PROBLEM REQUIREMENTS: Transcribe each of the records below exactly, excluding all pictures.

BEGIN DATA FOR THE TASK

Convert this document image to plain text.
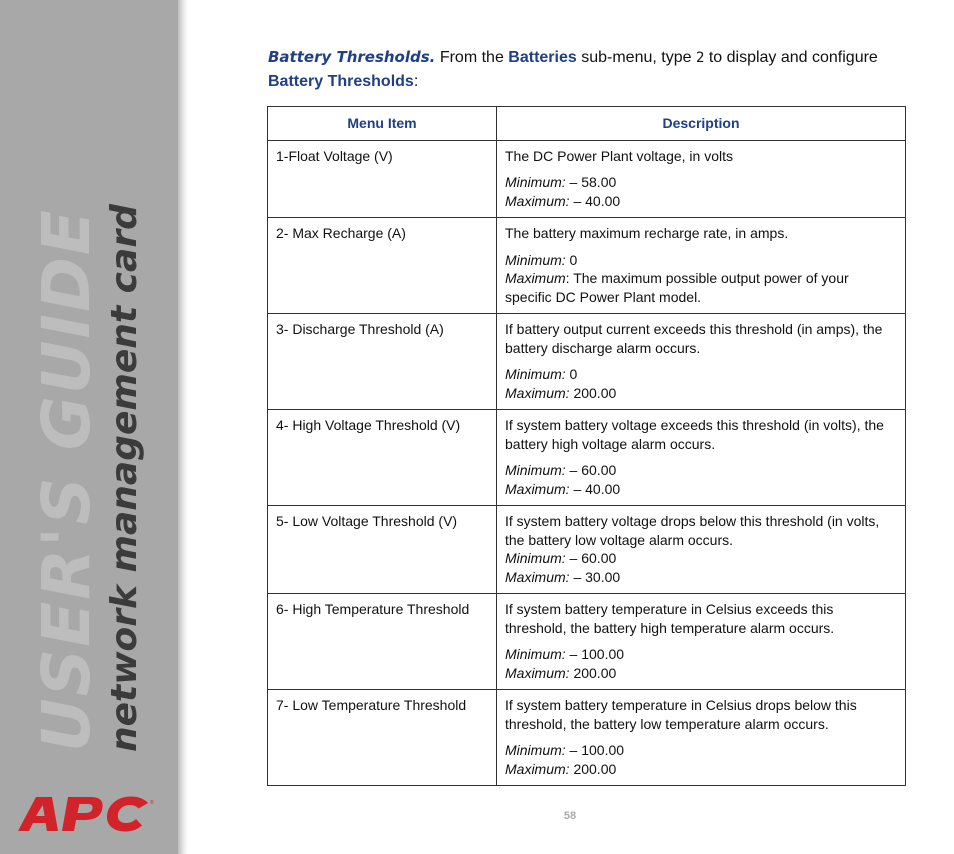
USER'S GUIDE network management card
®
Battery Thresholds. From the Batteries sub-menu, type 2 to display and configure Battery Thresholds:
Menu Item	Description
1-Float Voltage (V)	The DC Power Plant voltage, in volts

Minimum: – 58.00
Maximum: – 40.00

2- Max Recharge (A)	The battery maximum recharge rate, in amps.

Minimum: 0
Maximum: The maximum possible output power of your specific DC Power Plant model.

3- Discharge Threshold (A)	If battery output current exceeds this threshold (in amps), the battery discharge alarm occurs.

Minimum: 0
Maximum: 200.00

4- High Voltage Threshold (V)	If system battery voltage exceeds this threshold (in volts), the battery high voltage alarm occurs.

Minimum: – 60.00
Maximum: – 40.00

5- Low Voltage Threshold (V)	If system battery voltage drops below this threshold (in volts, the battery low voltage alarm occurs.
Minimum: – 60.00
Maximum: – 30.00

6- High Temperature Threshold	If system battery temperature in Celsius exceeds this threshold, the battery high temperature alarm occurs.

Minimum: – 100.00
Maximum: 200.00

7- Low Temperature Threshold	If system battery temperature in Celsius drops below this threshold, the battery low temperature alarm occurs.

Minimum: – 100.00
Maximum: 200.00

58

END DATA FOR THE TASK

REPLY:
Convert this document image to plain text.
USER'S GUIDE network management card
®
Battery Thresholds. From the Batteries sub-menu, type 2 to display and configure Battery Thresholds:
Menu Item	Description
1-Float Voltage (V)	The DC Power Plant voltage, in volts

Minimum: – 58.00
Maximum: – 40.00

2- Max Recharge (A)	The battery maximum recharge rate, in amps.

Minimum: 0
Maximum: The maximum possible output power of your specific DC Power Plant model.

3- Discharge Threshold (A)	If battery output current exceeds this threshold (in amps), the battery discharge alarm occurs.

Minimum: 0
Maximum: 200.00

4- High Voltage Threshold (V)	If system battery voltage exceeds this threshold (in volts), the battery high voltage alarm occurs.

Minimum: – 60.00
Maximum: – 40.00

5- Low Voltage Threshold (V)	If system battery voltage drops below this threshold (in volts, the battery low voltage alarm occurs.
Minimum: – 60.00
Maximum: – 30.00

6- High Temperature Threshold	If system battery temperature in Celsius exceeds this threshold, the battery high temperature alarm occurs.

Minimum: – 100.00
Maximum: 200.00

7- Low Temperature Threshold	If system battery temperature in Celsius drops below this threshold, the battery low temperature alarm occurs.

Minimum: – 100.00
Maximum: 200.00

58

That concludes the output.